● **What the task requires**: Your task is to copy the listing exactly. Drop any pictures from the copy.

● **Information shown**:
=====

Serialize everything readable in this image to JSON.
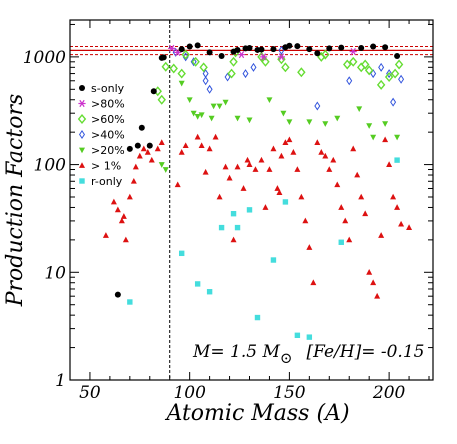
{
  "chart_data": {
    "type": "scatter",
    "xlabel": "Atomic Mass (A)",
    "ylabel": "Production Factors",
    "xlim": [
      40,
      222
    ],
    "ylim": [
      1,
      2200
    ],
    "y_scale": "log",
    "x_ticks": [
      50,
      100,
      150,
      200
    ],
    "y_ticks": [
      {
        "value": 1,
        "label": "1"
      },
      {
        "value": 10,
        "label": "10"
      },
      {
        "value": 100,
        "label": "100"
      },
      {
        "value": 1000,
        "label": "1000"
      }
    ],
    "grid": false,
    "legend_position": "top-left",
    "reference_lines": {
      "horizontal_solid": 1150,
      "horizontal_dashed": [
        1050,
        1250
      ],
      "vertical_dashed_x": 90
    },
    "annotation": {
      "mass": "M= 1.5 M",
      "sun_symbol": "⊙",
      "metallicity": "[Fe/H]= -0.15"
    },
    "series": [
      {
        "name": "s-only",
        "marker": "circle",
        "color": "#000000",
        "points": [
          [
            64,
            6.2
          ],
          [
            70,
            140
          ],
          [
            74,
            150
          ],
          [
            76,
            220
          ],
          [
            80,
            150
          ],
          [
            82,
            480
          ],
          [
            86,
            980
          ],
          [
            87,
            990
          ],
          [
            96,
            1180
          ],
          [
            100,
            1250
          ],
          [
            104,
            1280
          ],
          [
            110,
            1100
          ],
          [
            116,
            1020
          ],
          [
            122,
            1120
          ],
          [
            124,
            1160
          ],
          [
            128,
            1200
          ],
          [
            130,
            1210
          ],
          [
            134,
            1160
          ],
          [
            136,
            1170
          ],
          [
            142,
            1180
          ],
          [
            148,
            1230
          ],
          [
            150,
            1270
          ],
          [
            154,
            1260
          ],
          [
            160,
            1180
          ],
          [
            164,
            1080
          ],
          [
            170,
            1200
          ],
          [
            176,
            1220
          ],
          [
            186,
            1210
          ],
          [
            192,
            1250
          ],
          [
            198,
            1230
          ],
          [
            204,
            1020
          ]
        ]
      },
      {
        "name": ">80%",
        "marker": "star",
        "color": "#cc33cc",
        "points": [
          [
            91,
            1200
          ],
          [
            94,
            1100
          ],
          [
            126,
            1050
          ],
          [
            137,
            1000
          ],
          [
            146,
            1000
          ],
          [
            182,
            1120
          ]
        ]
      },
      {
        "name": ">60%",
        "marker": "diamond",
        "color": "#66dd33",
        "points": [
          [
            84,
            480
          ],
          [
            86,
            400
          ],
          [
            88,
            810
          ],
          [
            92,
            780
          ],
          [
            96,
            700
          ],
          [
            98,
            1050
          ],
          [
            103,
            900
          ],
          [
            107,
            800
          ],
          [
            121,
            700
          ],
          [
            122,
            900
          ],
          [
            123,
            1100
          ],
          [
            136,
            1000
          ],
          [
            138,
            900
          ],
          [
            146,
            950
          ],
          [
            148,
            800
          ],
          [
            156,
            720
          ],
          [
            166,
            1000
          ],
          [
            168,
            1050
          ],
          [
            179,
            850
          ],
          [
            182,
            900
          ],
          [
            186,
            800
          ],
          [
            188,
            850
          ],
          [
            190,
            750
          ],
          [
            196,
            550
          ],
          [
            200,
            650
          ],
          [
            203,
            700
          ],
          [
            205,
            850
          ]
        ]
      },
      {
        "name": ">40%",
        "marker": "diamond-open",
        "color": "#3355dd",
        "points": [
          [
            93,
            1100
          ],
          [
            98,
            1000
          ],
          [
            102,
            900
          ],
          [
            108,
            700
          ],
          [
            108,
            600
          ],
          [
            110,
            500
          ],
          [
            119,
            650
          ],
          [
            128,
            700
          ],
          [
            132,
            800
          ],
          [
            146,
            1150
          ],
          [
            164,
            350
          ],
          [
            180,
            600
          ],
          [
            192,
            700
          ],
          [
            196,
            800
          ],
          [
            200,
            700
          ],
          [
            202,
            380
          ],
          [
            206,
            620
          ]
        ]
      },
      {
        "name": ">20%",
        "marker": "triangle-down",
        "color": "#55cc22",
        "points": [
          [
            86,
            100
          ],
          [
            88,
            90
          ],
          [
            96,
            570
          ],
          [
            100,
            400
          ],
          [
            102,
            300
          ],
          [
            104,
            280
          ],
          [
            106,
            290
          ],
          [
            111,
            270
          ],
          [
            112,
            350
          ],
          [
            115,
            350
          ],
          [
            118,
            380
          ],
          [
            124,
            270
          ],
          [
            130,
            260
          ],
          [
            140,
            400
          ],
          [
            147,
            300
          ],
          [
            150,
            250
          ],
          [
            160,
            250
          ],
          [
            168,
            240
          ],
          [
            174,
            270
          ],
          [
            185,
            330
          ],
          [
            190,
            230
          ],
          [
            192,
            180
          ],
          [
            198,
            240
          ],
          [
            204,
            180
          ]
        ]
      },
      {
        "name": "> 1%",
        "marker": "triangle",
        "color": "#dd1111",
        "points": [
          [
            58,
            22
          ],
          [
            62,
            45
          ],
          [
            64,
            38
          ],
          [
            66,
            30
          ],
          [
            67,
            33
          ],
          [
            68,
            20
          ],
          [
            70,
            50
          ],
          [
            72,
            70
          ],
          [
            73,
            95
          ],
          [
            75,
            120
          ],
          [
            77,
            140
          ],
          [
            79,
            130
          ],
          [
            81,
            110
          ],
          [
            84,
            140
          ],
          [
            86,
            160
          ],
          [
            94,
            65
          ],
          [
            96,
            130
          ],
          [
            98,
            150
          ],
          [
            104,
            180
          ],
          [
            106,
            150
          ],
          [
            108,
            85
          ],
          [
            110,
            140
          ],
          [
            113,
            180
          ],
          [
            115,
            50
          ],
          [
            118,
            95
          ],
          [
            120,
            75
          ],
          [
            122,
            20
          ],
          [
            124,
            95
          ],
          [
            127,
            60
          ],
          [
            129,
            110
          ],
          [
            130,
            100
          ],
          [
            133,
            90
          ],
          [
            136,
            110
          ],
          [
            138,
            40
          ],
          [
            140,
            90
          ],
          [
            142,
            140
          ],
          [
            144,
            60
          ],
          [
            145,
            55
          ],
          [
            146,
            120
          ],
          [
            148,
            160
          ],
          [
            150,
            170
          ],
          [
            152,
            130
          ],
          [
            154,
            90
          ],
          [
            156,
            50
          ],
          [
            158,
            30
          ],
          [
            160,
            17
          ],
          [
            162,
            8
          ],
          [
            164,
            160
          ],
          [
            166,
            130
          ],
          [
            168,
            120
          ],
          [
            170,
            90
          ],
          [
            172,
            110
          ],
          [
            174,
            65
          ],
          [
            176,
            40
          ],
          [
            178,
            30
          ],
          [
            180,
            20
          ],
          [
            182,
            140
          ],
          [
            184,
            80
          ],
          [
            186,
            50
          ],
          [
            188,
            35
          ],
          [
            190,
            10
          ],
          [
            192,
            8
          ],
          [
            194,
            6
          ],
          [
            196,
            22
          ],
          [
            198,
            170
          ],
          [
            200,
            100
          ],
          [
            202,
            50
          ],
          [
            204,
            40
          ],
          [
            206,
            28
          ],
          [
            210,
            26
          ]
        ]
      },
      {
        "name": "r-only",
        "marker": "square",
        "color": "#44dddd",
        "points": [
          [
            70,
            5.3
          ],
          [
            96,
            15
          ],
          [
            104,
            7.8
          ],
          [
            110,
            6.6
          ],
          [
            116,
            26
          ],
          [
            122,
            35
          ],
          [
            124,
            26
          ],
          [
            130,
            38
          ],
          [
            134,
            3.8
          ],
          [
            142,
            13
          ],
          [
            148,
            45
          ],
          [
            154,
            2.6
          ],
          [
            160,
            2.5
          ],
          [
            176,
            19
          ],
          [
            204,
            110
          ]
        ]
      }
    ]
  }
}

=====

● **Written answer**:
Serialize everything readable in this image to JSON.
{
  "chart_data": {
    "type": "scatter",
    "xlabel": "Atomic Mass (A)",
    "ylabel": "Production Factors",
    "xlim": [
      40,
      222
    ],
    "ylim": [
      1,
      2200
    ],
    "y_scale": "log",
    "x_ticks": [
      50,
      100,
      150,
      200
    ],
    "y_ticks": [
      {
        "value": 1,
        "label": "1"
      },
      {
        "value": 10,
        "label": "10"
      },
      {
        "value": 100,
        "label": "100"
      },
      {
        "value": 1000,
        "label": "1000"
      }
    ],
    "grid": false,
    "legend_position": "top-left",
    "reference_lines": {
      "horizontal_solid": 1150,
      "horizontal_dashed": [
        1050,
        1250
      ],
      "vertical_dashed_x": 90
    },
    "annotation": {
      "mass": "M= 1.5 M",
      "sun_symbol": "⊙",
      "metallicity": "[Fe/H]= -0.15"
    },
    "series": [
      {
        "name": "s-only",
        "marker": "circle",
        "color": "#000000",
        "points": [
          [
            64,
            6.2
          ],
          [
            70,
            140
          ],
          [
            74,
            150
          ],
          [
            76,
            220
          ],
          [
            80,
            150
          ],
          [
            82,
            480
          ],
          [
            86,
            980
          ],
          [
            87,
            990
          ],
          [
            96,
            1180
          ],
          [
            100,
            1250
          ],
          [
            104,
            1280
          ],
          [
            110,
            1100
          ],
          [
            116,
            1020
          ],
          [
            122,
            1120
          ],
          [
            124,
            1160
          ],
          [
            128,
            1200
          ],
          [
            130,
            1210
          ],
          [
            134,
            1160
          ],
          [
            136,
            1170
          ],
          [
            142,
            1180
          ],
          [
            148,
            1230
          ],
          [
            150,
            1270
          ],
          [
            154,
            1260
          ],
          [
            160,
            1180
          ],
          [
            164,
            1080
          ],
          [
            170,
            1200
          ],
          [
            176,
            1220
          ],
          [
            186,
            1210
          ],
          [
            192,
            1250
          ],
          [
            198,
            1230
          ],
          [
            204,
            1020
          ]
        ]
      },
      {
        "name": ">80%",
        "marker": "star",
        "color": "#cc33cc",
        "points": [
          [
            91,
            1200
          ],
          [
            94,
            1100
          ],
          [
            126,
            1050
          ],
          [
            137,
            1000
          ],
          [
            146,
            1000
          ],
          [
            182,
            1120
          ]
        ]
      },
      {
        "name": ">60%",
        "marker": "diamond",
        "color": "#66dd33",
        "points": [
          [
            84,
            480
          ],
          [
            86,
            400
          ],
          [
            88,
            810
          ],
          [
            92,
            780
          ],
          [
            96,
            700
          ],
          [
            98,
            1050
          ],
          [
            103,
            900
          ],
          [
            107,
            800
          ],
          [
            121,
            700
          ],
          [
            122,
            900
          ],
          [
            123,
            1100
          ],
          [
            136,
            1000
          ],
          [
            138,
            900
          ],
          [
            146,
            950
          ],
          [
            148,
            800
          ],
          [
            156,
            720
          ],
          [
            166,
            1000
          ],
          [
            168,
            1050
          ],
          [
            179,
            850
          ],
          [
            182,
            900
          ],
          [
            186,
            800
          ],
          [
            188,
            850
          ],
          [
            190,
            750
          ],
          [
            196,
            550
          ],
          [
            200,
            650
          ],
          [
            203,
            700
          ],
          [
            205,
            850
          ]
        ]
      },
      {
        "name": ">40%",
        "marker": "diamond-open",
        "color": "#3355dd",
        "points": [
          [
            93,
            1100
          ],
          [
            98,
            1000
          ],
          [
            102,
            900
          ],
          [
            108,
            700
          ],
          [
            108,
            600
          ],
          [
            110,
            500
          ],
          [
            119,
            650
          ],
          [
            128,
            700
          ],
          [
            132,
            800
          ],
          [
            146,
            1150
          ],
          [
            164,
            350
          ],
          [
            180,
            600
          ],
          [
            192,
            700
          ],
          [
            196,
            800
          ],
          [
            200,
            700
          ],
          [
            202,
            380
          ],
          [
            206,
            620
          ]
        ]
      },
      {
        "name": ">20%",
        "marker": "triangle-down",
        "color": "#55cc22",
        "points": [
          [
            86,
            100
          ],
          [
            88,
            90
          ],
          [
            96,
            570
          ],
          [
            100,
            400
          ],
          [
            102,
            300
          ],
          [
            104,
            280
          ],
          [
            106,
            290
          ],
          [
            111,
            270
          ],
          [
            112,
            350
          ],
          [
            115,
            350
          ],
          [
            118,
            380
          ],
          [
            124,
            270
          ],
          [
            130,
            260
          ],
          [
            140,
            400
          ],
          [
            147,
            300
          ],
          [
            150,
            250
          ],
          [
            160,
            250
          ],
          [
            168,
            240
          ],
          [
            174,
            270
          ],
          [
            185,
            330
          ],
          [
            190,
            230
          ],
          [
            192,
            180
          ],
          [
            198,
            240
          ],
          [
            204,
            180
          ]
        ]
      },
      {
        "name": "> 1%",
        "marker": "triangle",
        "color": "#dd1111",
        "points": [
          [
            58,
            22
          ],
          [
            62,
            45
          ],
          [
            64,
            38
          ],
          [
            66,
            30
          ],
          [
            67,
            33
          ],
          [
            68,
            20
          ],
          [
            70,
            50
          ],
          [
            72,
            70
          ],
          [
            73,
            95
          ],
          [
            75,
            120
          ],
          [
            77,
            140
          ],
          [
            79,
            130
          ],
          [
            81,
            110
          ],
          [
            84,
            140
          ],
          [
            86,
            160
          ],
          [
            94,
            65
          ],
          [
            96,
            130
          ],
          [
            98,
            150
          ],
          [
            104,
            180
          ],
          [
            106,
            150
          ],
          [
            108,
            85
          ],
          [
            110,
            140
          ],
          [
            113,
            180
          ],
          [
            115,
            50
          ],
          [
            118,
            95
          ],
          [
            120,
            75
          ],
          [
            122,
            20
          ],
          [
            124,
            95
          ],
          [
            127,
            60
          ],
          [
            129,
            110
          ],
          [
            130,
            100
          ],
          [
            133,
            90
          ],
          [
            136,
            110
          ],
          [
            138,
            40
          ],
          [
            140,
            90
          ],
          [
            142,
            140
          ],
          [
            144,
            60
          ],
          [
            145,
            55
          ],
          [
            146,
            120
          ],
          [
            148,
            160
          ],
          [
            150,
            170
          ],
          [
            152,
            130
          ],
          [
            154,
            90
          ],
          [
            156,
            50
          ],
          [
            158,
            30
          ],
          [
            160,
            17
          ],
          [
            162,
            8
          ],
          [
            164,
            160
          ],
          [
            166,
            130
          ],
          [
            168,
            120
          ],
          [
            170,
            90
          ],
          [
            172,
            110
          ],
          [
            174,
            65
          ],
          [
            176,
            40
          ],
          [
            178,
            30
          ],
          [
            180,
            20
          ],
          [
            182,
            140
          ],
          [
            184,
            80
          ],
          [
            186,
            50
          ],
          [
            188,
            35
          ],
          [
            190,
            10
          ],
          [
            192,
            8
          ],
          [
            194,
            6
          ],
          [
            196,
            22
          ],
          [
            198,
            170
          ],
          [
            200,
            100
          ],
          [
            202,
            50
          ],
          [
            204,
            40
          ],
          [
            206,
            28
          ],
          [
            210,
            26
          ]
        ]
      },
      {
        "name": "r-only",
        "marker": "square",
        "color": "#44dddd",
        "points": [
          [
            70,
            5.3
          ],
          [
            96,
            15
          ],
          [
            104,
            7.8
          ],
          [
            110,
            6.6
          ],
          [
            116,
            26
          ],
          [
            122,
            35
          ],
          [
            124,
            26
          ],
          [
            130,
            38
          ],
          [
            134,
            3.8
          ],
          [
            142,
            13
          ],
          [
            148,
            45
          ],
          [
            154,
            2.6
          ],
          [
            160,
            2.5
          ],
          [
            176,
            19
          ],
          [
            204,
            110
          ]
        ]
      }
    ]
  }
}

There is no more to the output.